## Work to be completed
Your task is to transcribe all of the records exactly and leave out the pictures.
-- Start of Records for the exercise --
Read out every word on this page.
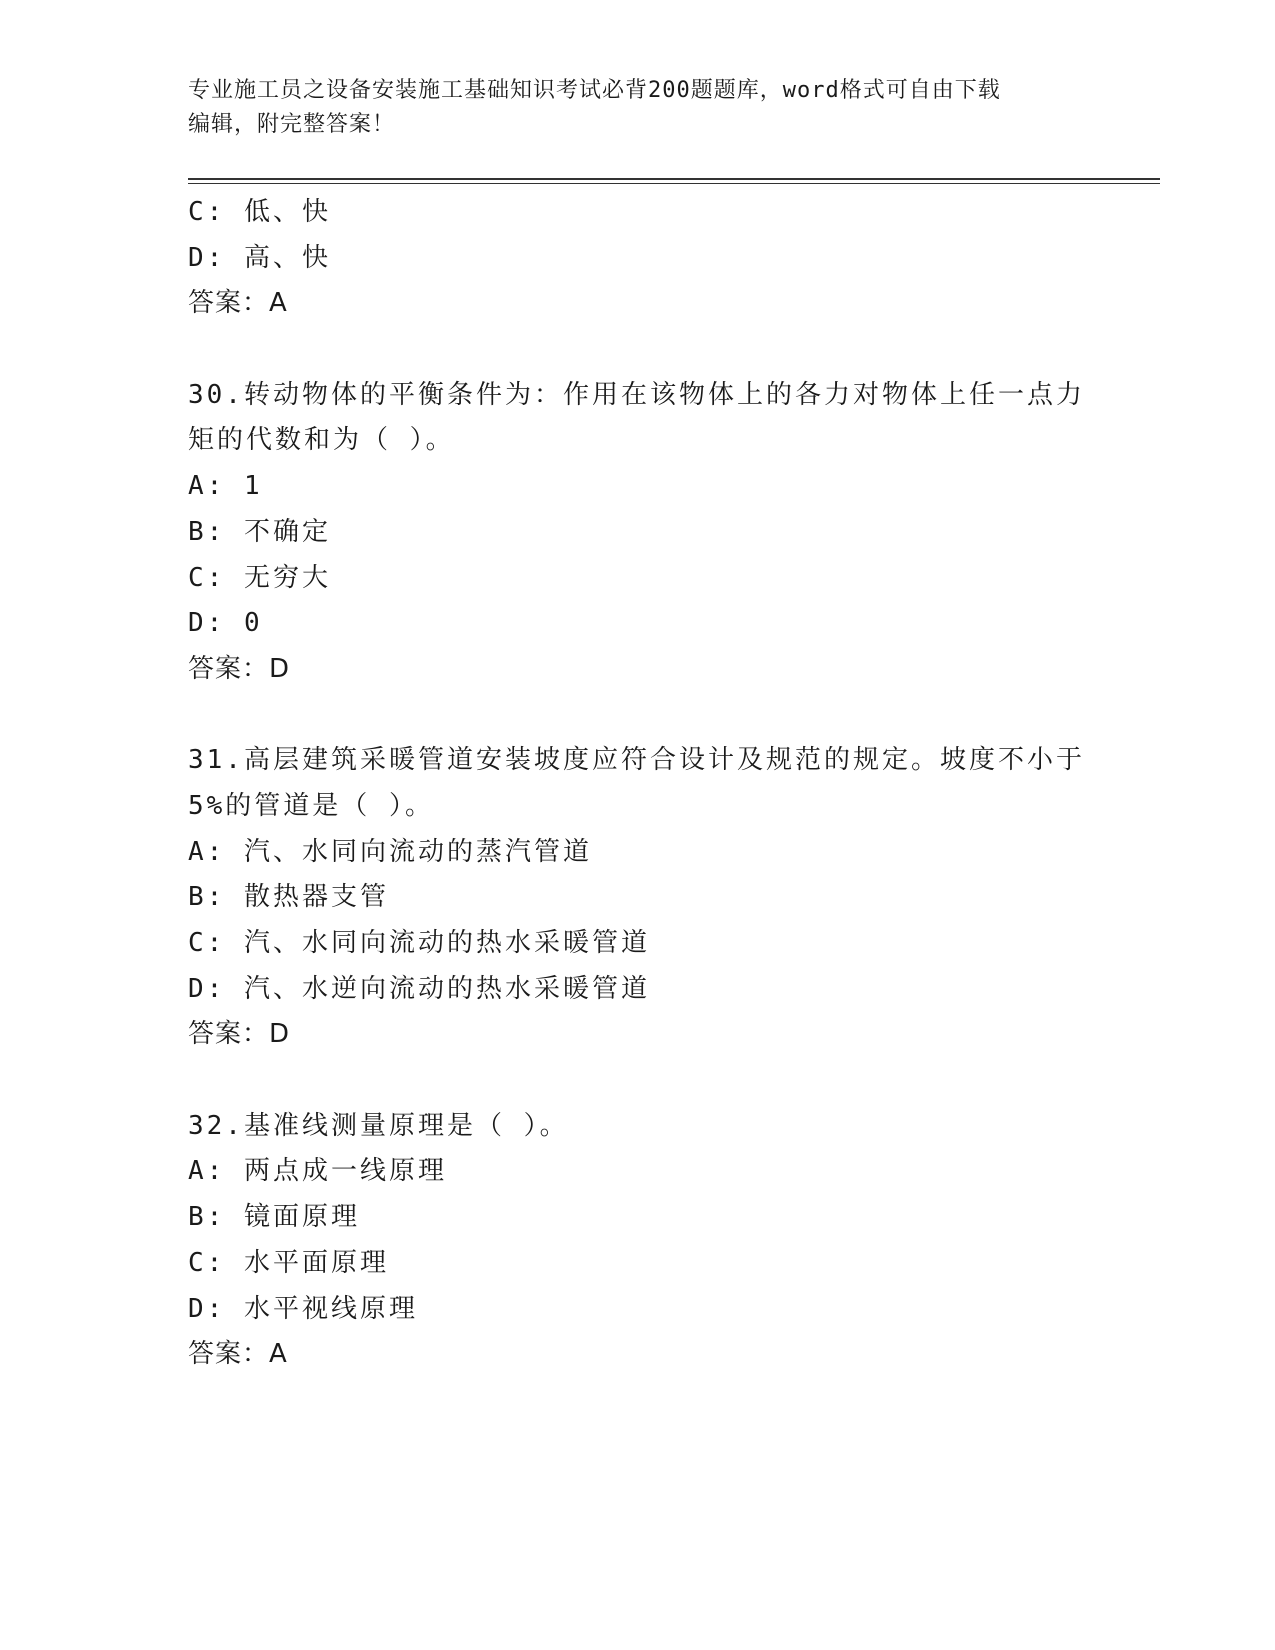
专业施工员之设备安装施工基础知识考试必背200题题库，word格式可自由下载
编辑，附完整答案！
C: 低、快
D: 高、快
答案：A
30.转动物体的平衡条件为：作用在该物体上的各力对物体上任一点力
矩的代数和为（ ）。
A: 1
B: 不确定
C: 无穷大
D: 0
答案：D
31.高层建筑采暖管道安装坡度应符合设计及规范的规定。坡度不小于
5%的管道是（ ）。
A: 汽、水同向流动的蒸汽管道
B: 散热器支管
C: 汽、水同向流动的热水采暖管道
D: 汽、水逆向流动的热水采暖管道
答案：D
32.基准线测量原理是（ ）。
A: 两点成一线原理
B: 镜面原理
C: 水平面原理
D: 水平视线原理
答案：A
-- End of Records for the exercise --
## Result of the exercise
Read out every word on this page.
专业施工员之设备安装施工基础知识考试必背200题题库，word格式可自由下载
编辑，附完整答案！
C: 低、快
D: 高、快
答案：A
30.转动物体的平衡条件为：作用在该物体上的各力对物体上任一点力
矩的代数和为（ ）。
A: 1
B: 不确定
C: 无穷大
D: 0
答案：D
31.高层建筑采暖管道安装坡度应符合设计及规范的规定。坡度不小于
5%的管道是（ ）。
A: 汽、水同向流动的蒸汽管道
B: 散热器支管
C: 汽、水同向流动的热水采暖管道
D: 汽、水逆向流动的热水采暖管道
答案：D
32.基准线测量原理是（ ）。
A: 两点成一线原理
B: 镜面原理
C: 水平面原理
D: 水平视线原理
答案：A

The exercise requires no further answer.